--- Start PROVIDED RECORDS ---

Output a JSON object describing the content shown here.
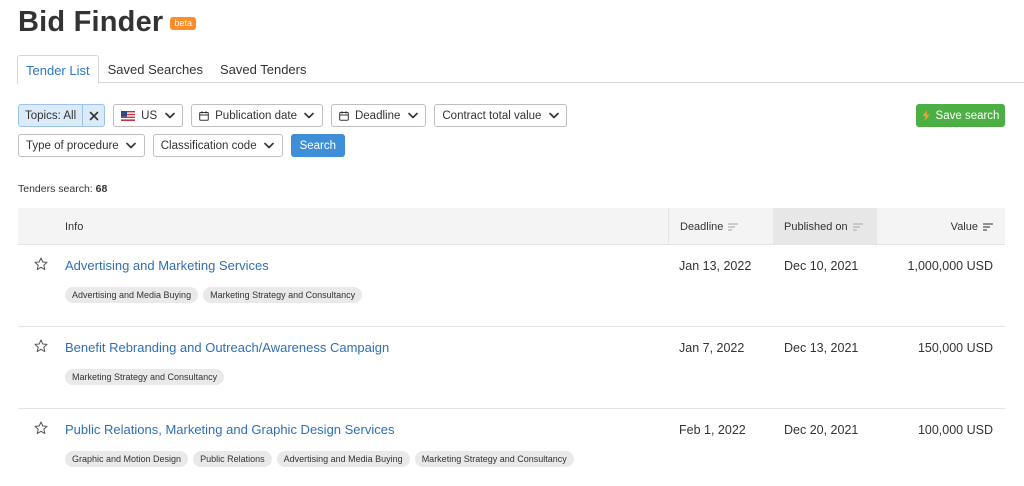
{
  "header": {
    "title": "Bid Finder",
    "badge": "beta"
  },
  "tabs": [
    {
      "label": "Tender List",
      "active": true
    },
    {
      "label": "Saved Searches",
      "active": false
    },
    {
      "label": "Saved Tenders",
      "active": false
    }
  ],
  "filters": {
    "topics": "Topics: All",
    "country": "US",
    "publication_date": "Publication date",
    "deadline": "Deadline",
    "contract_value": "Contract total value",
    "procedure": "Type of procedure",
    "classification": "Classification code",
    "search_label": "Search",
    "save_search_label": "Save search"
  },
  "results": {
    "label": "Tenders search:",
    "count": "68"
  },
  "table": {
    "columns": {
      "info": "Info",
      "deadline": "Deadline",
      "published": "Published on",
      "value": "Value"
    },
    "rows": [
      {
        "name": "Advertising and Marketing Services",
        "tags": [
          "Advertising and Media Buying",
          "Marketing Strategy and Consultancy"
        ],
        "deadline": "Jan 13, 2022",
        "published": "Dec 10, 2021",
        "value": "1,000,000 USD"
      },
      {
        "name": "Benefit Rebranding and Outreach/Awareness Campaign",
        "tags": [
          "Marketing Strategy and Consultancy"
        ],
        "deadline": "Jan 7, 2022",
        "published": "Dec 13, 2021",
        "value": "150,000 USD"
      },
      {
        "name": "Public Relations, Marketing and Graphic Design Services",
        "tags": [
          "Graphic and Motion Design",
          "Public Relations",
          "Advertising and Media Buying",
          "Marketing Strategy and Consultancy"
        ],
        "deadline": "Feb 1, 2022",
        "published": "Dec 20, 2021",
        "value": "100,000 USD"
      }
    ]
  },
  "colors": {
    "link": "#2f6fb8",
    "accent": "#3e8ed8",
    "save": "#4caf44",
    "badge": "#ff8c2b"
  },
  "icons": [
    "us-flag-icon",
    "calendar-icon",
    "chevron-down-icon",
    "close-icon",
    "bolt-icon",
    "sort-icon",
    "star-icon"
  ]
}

--- End PROVIDED RECORDS ---

* TASK STATEMENT
Report only how many lines in the entries contain "Relations".

* ANSWER TO THE TASK
2